Complete the following:
**A)** In the source-classification rules, copy the part between "Freshness buckets (age" and "conditions (exit 1)", inclusive.
**B)** Repeat the saved data entries from their first line through the line containing "clapping-hands-emoji: 👏🏼 [641,675,667,699]", both ends included, and give only those lines.

Given passage:
——————————

Required per source: `id`, `title`, `license`, `usage`. Optional: `url`,
`published_at`, `retrieved_at`, `category`, `local_path` + `hash`, `superseded`,
`url_exempt`.

## Classification

License buckets (normalized, alias-tolerant):

- **allowed**: MIT, Apache-2.0, BSD-2-Clause, BSD-3-Clause, CC0-1.0, CC-BY-4.0
- **review**: CC-BY-SA-4.0, MPL-2.0, GPL-2.0, GPL-3.0, AGPL-3.0, custom, unknown
- **blocked**: proprietary-no-permission, no-redistribution, all-rights-reserved,
non-commercial-only (for commercial/premium reuse)
- **unknown**: anything unrecognized → review

Freshness buckets (age budget by `category`, parameterizable in the script):

- default review budget: 365 days
- security / regulatory: 90 days
- academic / theory: 1095 days (drops to 365 when `superseded: true`)

Within budget → `fresh`; over budget but ≤ 2× → `review`; beyond → `stale`;
no `published_at` → `missing_date`.

## Blocking conditions (exit 1)

- a blocked license;
- a non-commercial license used for a commercial/premium `usage`;
- missing `url` (without `url_exempt`) or non-https `http://` url (without `url_exempt`);
- `missing_date` or `stale` for a `security`/`regulatory` source (critical);
- a referenced `local_path` that is missing or whose `hash` does not match;
- insufficient metadata (fewer than `--min-metadata-fields` descriptive fields);
- duplicate source `id`.

Non-blocking → `review` for review/unknown licenses, future-dated or
past-budget non-critical sources, or a declared hash with no `local_path`.

——————————

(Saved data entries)
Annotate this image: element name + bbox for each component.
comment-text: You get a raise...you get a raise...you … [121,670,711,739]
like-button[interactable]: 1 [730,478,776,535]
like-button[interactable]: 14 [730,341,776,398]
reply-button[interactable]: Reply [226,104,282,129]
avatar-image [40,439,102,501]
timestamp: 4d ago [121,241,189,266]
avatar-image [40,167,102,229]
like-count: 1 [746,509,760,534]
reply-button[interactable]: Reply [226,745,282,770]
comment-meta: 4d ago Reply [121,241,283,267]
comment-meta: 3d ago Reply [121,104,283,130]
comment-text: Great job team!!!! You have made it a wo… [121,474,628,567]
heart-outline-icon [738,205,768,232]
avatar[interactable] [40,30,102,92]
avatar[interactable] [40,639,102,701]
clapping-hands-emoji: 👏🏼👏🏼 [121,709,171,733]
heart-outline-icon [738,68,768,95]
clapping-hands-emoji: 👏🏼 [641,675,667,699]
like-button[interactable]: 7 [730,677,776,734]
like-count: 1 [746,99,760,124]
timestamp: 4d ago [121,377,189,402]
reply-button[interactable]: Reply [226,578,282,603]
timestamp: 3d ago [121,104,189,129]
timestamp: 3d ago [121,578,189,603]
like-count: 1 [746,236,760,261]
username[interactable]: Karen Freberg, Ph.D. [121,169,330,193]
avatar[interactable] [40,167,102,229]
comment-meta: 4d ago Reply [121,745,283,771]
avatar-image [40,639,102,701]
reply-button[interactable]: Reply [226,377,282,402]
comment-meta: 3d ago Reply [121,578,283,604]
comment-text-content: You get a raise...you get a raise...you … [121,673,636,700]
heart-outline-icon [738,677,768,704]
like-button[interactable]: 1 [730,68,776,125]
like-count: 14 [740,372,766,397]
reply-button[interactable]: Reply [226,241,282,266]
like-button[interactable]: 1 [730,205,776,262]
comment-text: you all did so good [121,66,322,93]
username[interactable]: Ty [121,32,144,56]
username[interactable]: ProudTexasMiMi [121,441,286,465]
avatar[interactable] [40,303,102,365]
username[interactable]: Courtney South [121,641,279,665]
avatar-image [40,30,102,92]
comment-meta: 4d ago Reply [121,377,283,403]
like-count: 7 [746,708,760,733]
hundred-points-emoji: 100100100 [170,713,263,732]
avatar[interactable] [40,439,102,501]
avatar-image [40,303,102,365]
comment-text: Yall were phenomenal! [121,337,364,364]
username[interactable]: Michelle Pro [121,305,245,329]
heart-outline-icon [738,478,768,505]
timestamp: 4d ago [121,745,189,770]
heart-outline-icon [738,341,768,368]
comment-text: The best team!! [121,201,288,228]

——————————

Answers for this exercise:
**A)**
Freshness buckets (age budget by `category`, parameterizable in the script):

- default review budget: 365 days
- security / regulatory: 90 days
- academic / theory: 1095 days (drops to 365 when `superseded: true`)

Within budget → `fresh`; over budget but ≤ 2× → `review`; beyond → `stale`;
no `published_at` → `missing_date`.

## Blocking conditions (exit 1)

**B)**
Annotate this image: element name + bbox for each component.
comment-text: You get a raise...you get a raise...you … [121,670,711,739]
like-button[interactable]: 1 [730,478,776,535]
like-button[interactable]: 14 [730,341,776,398]
reply-button[interactable]: Reply [226,104,282,129]
avatar-image [40,439,102,501]
timestamp: 4d ago [121,241,189,266]
avatar-image [40,167,102,229]
like-count: 1 [746,509,760,534]
reply-button[interactable]: Reply [226,745,282,770]
comment-meta: 4d ago Reply [121,241,283,267]
comment-meta: 3d ago Reply [121,104,283,130]
comment-text: Great job team!!!! You have made it a wo… [121,474,628,567]
heart-outline-icon [738,205,768,232]
avatar[interactable] [40,30,102,92]
avatar[interactable] [40,639,102,701]
clapping-hands-emoji: 👏🏼👏🏼 [121,709,171,733]
heart-outline-icon [738,68,768,95]
clapping-hands-emoji: 👏🏼 [641,675,667,699]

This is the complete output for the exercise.